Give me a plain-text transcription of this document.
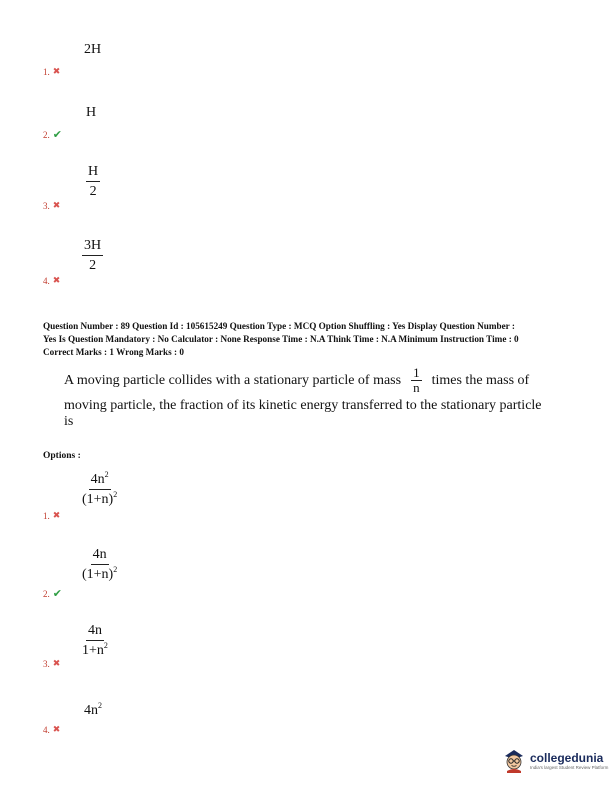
2H
1. ✖
H
2. ✔
$\frac{H}{2}$
3. ✖
$\frac{3H}{2}$
4. ✖
Question Number : 89 Question Id : 105615249 Question Type : MCQ Option Shuffling : Yes Display Question Number :
Yes Is Question Mandatory : No Calculator : None Response Time : N.A Think Time : N.A Minimum Instruction Time : 0
Correct Marks : 1 Wrong Marks : 0
A moving particle collides with a stationary particle of mass $\frac{1}{n}$ times the mass of
moving particle, the fraction of its kinetic energy transferred to the stationary particle
is
Options :
$\frac{4n^2}{(1+n)^2}$
1. ✖
$\frac{4n}{(1+n)^2}$
2. ✔
$\frac{4n}{1+n^2}$
3. ✖
$4n^2$
4. ✖
collegedunia
India's largest Student Review Platform
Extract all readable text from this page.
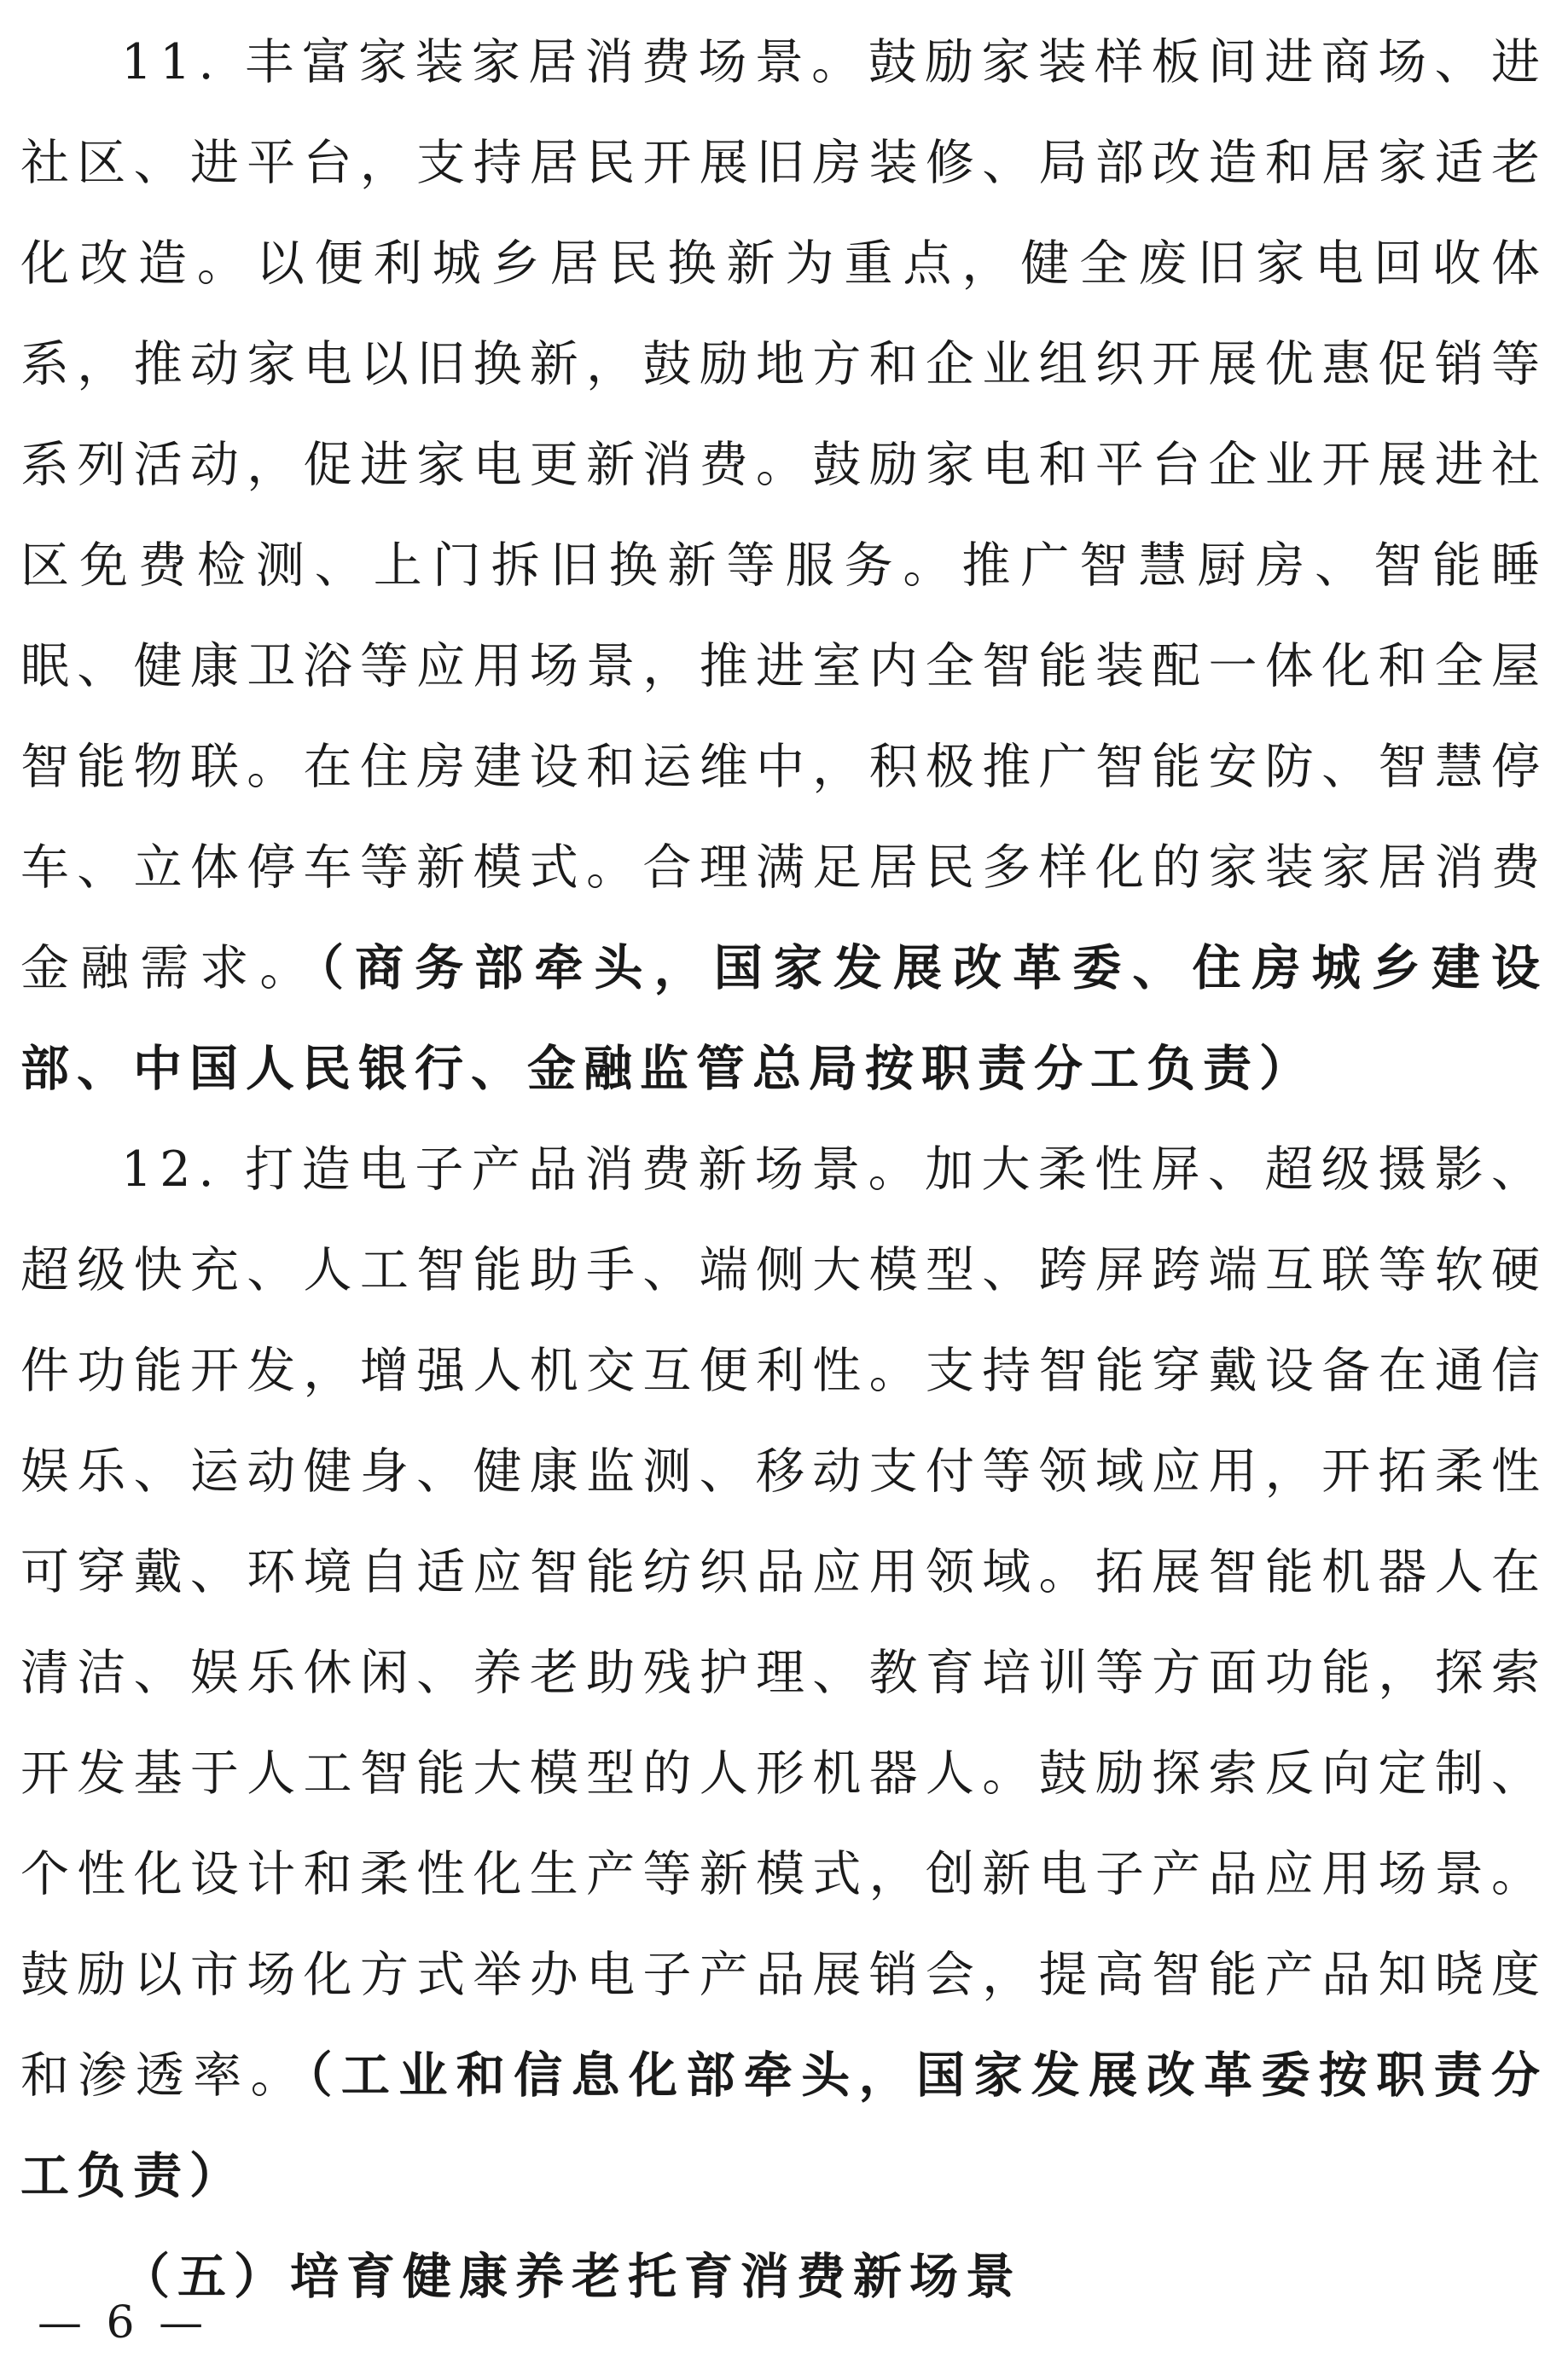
11. 丰富家装家居消费场景。鼓励家装样板间进商场、进社区、进平台，支持居民开展旧房装修、局部改造和居家适老化改造。以便利城乡居民换新为重点，健全废旧家电回收体系，推动家电以旧换新，鼓励地方和企业组织开展优惠促销等系列活动，促进家电更新消费。鼓励家电和平台企业开展进社区免费检测、上门拆旧换新等服务。推广智慧厨房、智能睡眠、健康卫浴等应用场景，推进室内全智能装配一体化和全屋智能物联。在住房建设和运维中，积极推广智能安防、智慧停车、立体停车等新模式。合理满足居民多样化的家装家居消费金融需求。（商务部牵头，国家发展改革委、住房城乡建设部、中国人民银行、金融监管总局按职责分工负责）

12. 打造电子产品消费新场景。加大柔性屏、超级摄影、超级快充、人工智能助手、端侧大模型、跨屏跨端互联等软硬件功能开发，增强人机交互便利性。支持智能穿戴设备在通信娱乐、运动健身、健康监测、移动支付等领域应用，开拓柔性可穿戴、环境自适应智能纺织品应用领域。拓展智能机器人在清洁、娱乐休闲、养老助残护理、教育培训等方面功能，探索开发基于人工智能大模型的人形机器人。鼓励探索反向定制、个性化设计和柔性化生产等新模式，创新电子产品应用场景。鼓励以市场化方式举办电子产品展销会，提高智能产品知晓度和渗透率。（工业和信息化部牵头，国家发展改革委按职责分工负责）

（五）培育健康养老托育消费新场景

— 6 —
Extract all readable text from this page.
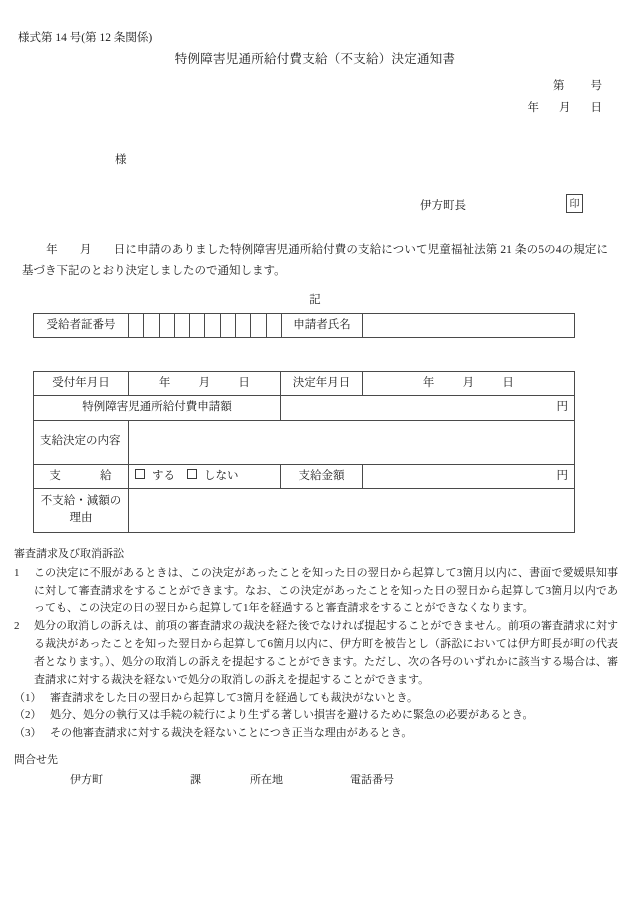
様式第 14 号(第 12 条関係)
特例障害児通所給付費支給（不支給）決定通知書
第 号
年 月 日
様
伊方町長	印
年 月 日に申請のありました特例障害児通所給付費の支給について児童福祉法第 21 条の5の4の規定に基づき下記のとおり決定しましたので通知します。
記
受給者証番号											申請者氏名	
受付年月日	年 月 日	決定年月日	年 月 日
特例障害児通所給付費申請額		円	
支給決定の内容			
支　　　給	する しない	支給金額	円
不支給・減額の理由			
審査請求及び取消訴訟
1	この決定に不服があるときは、この決定があったことを知った日の翌日から起算して3箇月以内に、書面で愛媛県知事に対して審査請求をすることができます。なお、この決定があったことを知った日の翌日から起算して3箇月以内であっても、この決定の日の翌日から起算して1年を経過すると審査請求をすることができなくなります。
2	処分の取消しの訴えは、前項の審査請求の裁決を経た後でなければ提起することができません。前項の審査請求に対する裁決があったことを知った翌日から起算して6箇月以内に、伊方町を被告とし（訴訟においては伊方町長が町の代表者となります。）、処分の取消しの訴えを提起することができます。ただし、次の各号のいずれかに該当する場合は、審査請求に対する裁決を経ないで処分の取消しの訴えを提起することができます。
（1） 審査請求をした日の翌日から起算して3箇月を経過しても裁決がないとき。
（2） 処分、処分の執行又は手続の続行により生ずる著しい損害を避けるために緊急の必要があるとき。
（3） その他審査請求に対する裁決を経ないことにつき正当な理由があるとき。
問合せ先
伊方町	課	所在地	電話番号
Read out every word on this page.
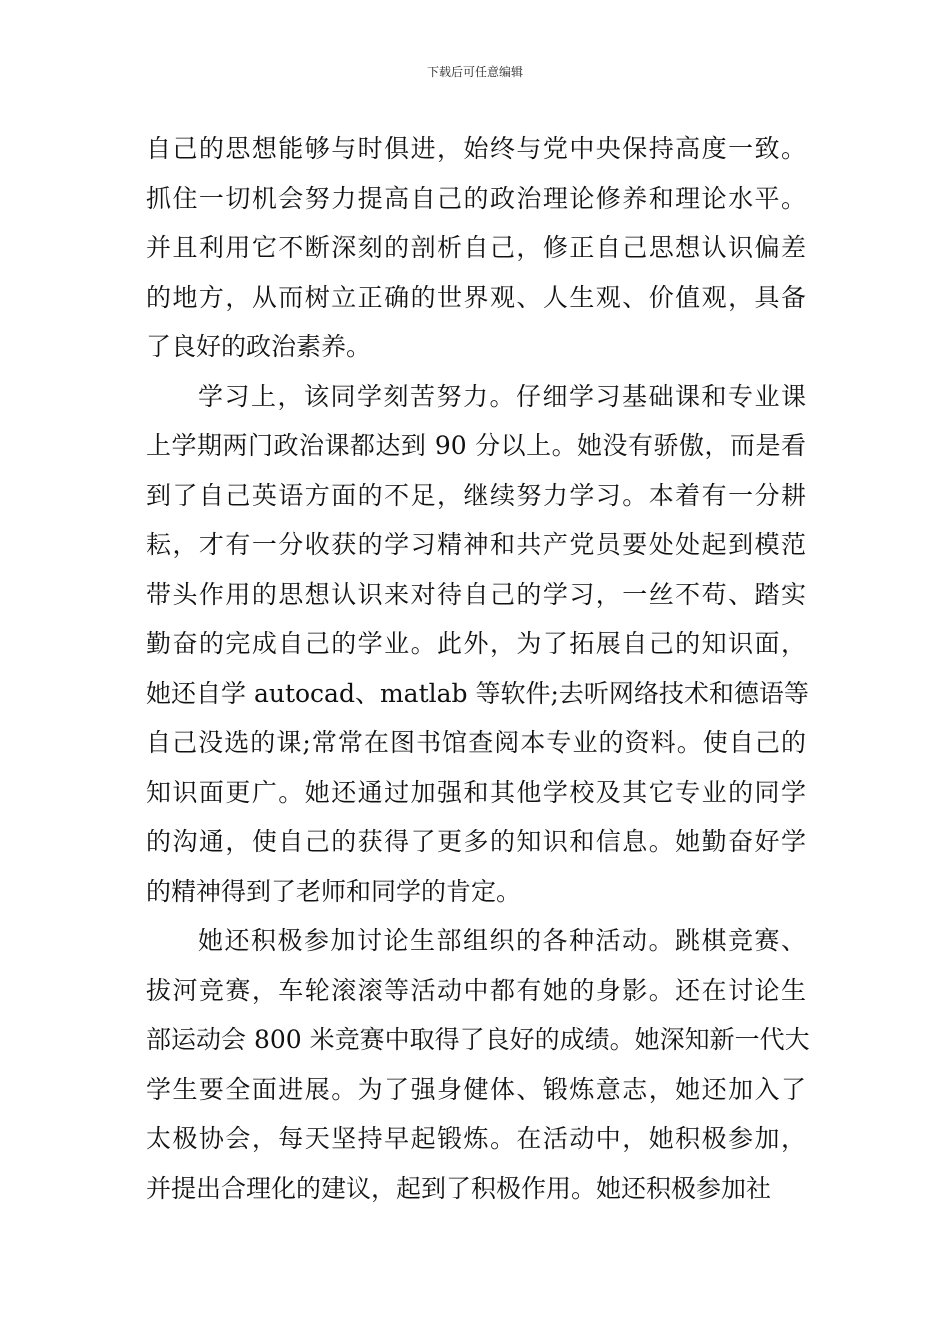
下载后可任意编辑
自己的思想能够与时俱进，始终与党中央保持高度一致。
抓住一切机会努力提高自己的政治理论修养和理论水平。
并且利用它不断深刻的剖析自己，修正自己思想认识偏差
的地方，从而树立正确的世界观、人生观、价值观，具备
了良好的政治素养。
学习上，该同学刻苦努力。仔细学习基础课和专业课
上学期两门政治课都达到 90 分以上。她没有骄傲，而是看
到了自己英语方面的不足，继续努力学习。本着有一分耕
耘，才有一分收获的学习精神和共产党员要处处起到模范
带头作用的思想认识来对待自己的学习，一丝不苟、踏实
勤奋的完成自己的学业。此外，为了拓展自己的知识面，
她还自学 autocad、matlab 等软件;去听网络技术和德语等
自己没选的课;常常在图书馆查阅本专业的资料。使自己的
知识面更广。她还通过加强和其他学校及其它专业的同学
的沟通，使自己的获得了更多的知识和信息。她勤奋好学
的精神得到了老师和同学的肯定。
她还积极参加讨论生部组织的各种活动。跳棋竞赛、
拔河竞赛，车轮滚滚等活动中都有她的身影。还在讨论生
部运动会 800 米竞赛中取得了良好的成绩。她深知新一代大
学生要全面进展。为了强身健体、锻炼意志，她还加入了
太极协会，每天坚持早起锻炼。在活动中，她积极参加，
并提出合理化的建议，起到了积极作用。她还积极参加社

**********

Exercise instructions: Leave out the pictures and print every line of the data exactly.

Solution to the problem:
Give me a plain-text transcription of this document.
2H
1. ✖
H
2. ✔
$\frac{H}{2}$
3. ✖
$\frac{3H}{2}$
4. ✖
Question Number : 89 Question Id : 105615249 Question Type : MCQ Option Shuffling : Yes Display Question Number :
Yes Is Question Mandatory : No Calculator : None Response Time : N.A Think Time : N.A Minimum Instruction Time : 0
Correct Marks : 1 Wrong Marks : 0
A moving particle collides with a stationary particle of mass $\frac{1}{n}$ times the mass of
moving particle, the fraction of its kinetic energy transferred to the stationary particle
is
Options :
$\frac{4n^2}{(1+n)^2}$
1. ✖
$\frac{4n}{(1+n)^2}$
2. ✔
$\frac{4n}{1+n^2}$
3. ✖
$4n^2$
4. ✖
collegedunia
India's largest Student Review Platform
Extract all readable text from this page.
11. 丰富家装家居消费场景。鼓励家装样板间进商场、进社区、进平台，支持居民开展旧房装修、局部改造和居家适老化改造。以便利城乡居民换新为重点，健全废旧家电回收体系，推动家电以旧换新，鼓励地方和企业组织开展优惠促销等系列活动，促进家电更新消费。鼓励家电和平台企业开展进社区免费检测、上门拆旧换新等服务。推广智慧厨房、智能睡眠、健康卫浴等应用场景，推进室内全智能装配一体化和全屋智能物联。在住房建设和运维中，积极推广智能安防、智慧停车、立体停车等新模式。合理满足居民多样化的家装家居消费金融需求。（商务部牵头，国家发展改革委、住房城乡建设部、中国人民银行、金融监管总局按职责分工负责）

12. 打造电子产品消费新场景。加大柔性屏、超级摄影、超级快充、人工智能助手、端侧大模型、跨屏跨端互联等软硬件功能开发，增强人机交互便利性。支持智能穿戴设备在通信娱乐、运动健身、健康监测、移动支付等领域应用，开拓柔性可穿戴、环境自适应智能纺织品应用领域。拓展智能机器人在清洁、娱乐休闲、养老助残护理、教育培训等方面功能，探索开发基于人工智能大模型的人形机器人。鼓励探索反向定制、个性化设计和柔性化生产等新模式，创新电子产品应用场景。鼓励以市场化方式举办电子产品展销会，提高智能产品知晓度和渗透率。（工业和信息化部牵头，国家发展改革委按职责分工负责）

（五）培育健康养老托育消费新场景

— 6 —
Extract all readable text from this page.
様式第 14 号(第 12 条関係)
特例障害児通所給付費支給（不支給）決定通知書
第 号
年 月 日
様
伊方町長	印
年 月 日に申請のありました特例障害児通所給付費の支給について児童福祉法第 21 条の5の4の規定に基づき下記のとおり決定しましたので通知します。
記
受給者証番号											申請者氏名	
受付年月日	年 月 日	決定年月日	年 月 日
特例障害児通所給付費申請額		円	
支給決定の内容			
支　　　給	する しない	支給金額	円
不支給・減額の理由			
審査請求及び取消訴訟
1	この決定に不服があるときは、この決定があったことを知った日の翌日から起算して3箇月以内に、書面で愛媛県知事に対して審査請求をすることができます。なお、この決定があったことを知った日の翌日から起算して3箇月以内であっても、この決定の日の翌日から起算して1年を経過すると審査請求をすることができなくなります。
2	処分の取消しの訴えは、前項の審査請求の裁決を経た後でなければ提起することができません。前項の審査請求に対する裁決があったことを知った翌日から起算して6箇月以内に、伊方町を被告とし（訴訟においては伊方町長が町の代表者となります。）、処分の取消しの訴えを提起することができます。ただし、次の各号のいずれかに該当する場合は、審査請求に対する裁決を経ないで処分の取消しの訴えを提起することができます。
（1） 審査請求をした日の翌日から起算して3箇月を経過しても裁決がないとき。
（2） 処分、処分の執行又は手続の続行により生ずる著しい損害を避けるために緊急の必要があるとき。
（3） その他審査請求に対する裁決を経ないことにつき正当な理由があるとき。
問合せ先
伊方町	課	所在地	電話番号
Read out every word on this page.
下载后可任意编辑
自己的思想能够与时俱进，始终与党中央保持高度一致。
抓住一切机会努力提高自己的政治理论修养和理论水平。
并且利用它不断深刻的剖析自己，修正自己思想认识偏差
的地方，从而树立正确的世界观、人生观、价值观，具备
了良好的政治素养。
学习上，该同学刻苦努力。仔细学习基础课和专业课
上学期两门政治课都达到 90 分以上。她没有骄傲，而是看
到了自己英语方面的不足，继续努力学习。本着有一分耕
耘，才有一分收获的学习精神和共产党员要处处起到模范
带头作用的思想认识来对待自己的学习，一丝不苟、踏实
勤奋的完成自己的学业。此外，为了拓展自己的知识面，
她还自学 autocad、matlab 等软件;去听网络技术和德语等
自己没选的课;常常在图书馆查阅本专业的资料。使自己的
知识面更广。她还通过加强和其他学校及其它专业的同学
的沟通，使自己的获得了更多的知识和信息。她勤奋好学
的精神得到了老师和同学的肯定。
她还积极参加讨论生部组织的各种活动。跳棋竞赛、
拔河竞赛，车轮滚滚等活动中都有她的身影。还在讨论生
部运动会 800 米竞赛中取得了良好的成绩。她深知新一代大
学生要全面进展。为了强身健体、锻炼意志，她还加入了
太极协会，每天坚持早起锻炼。在活动中，她积极参加，
并提出合理化的建议，起到了积极作用。她还积极参加社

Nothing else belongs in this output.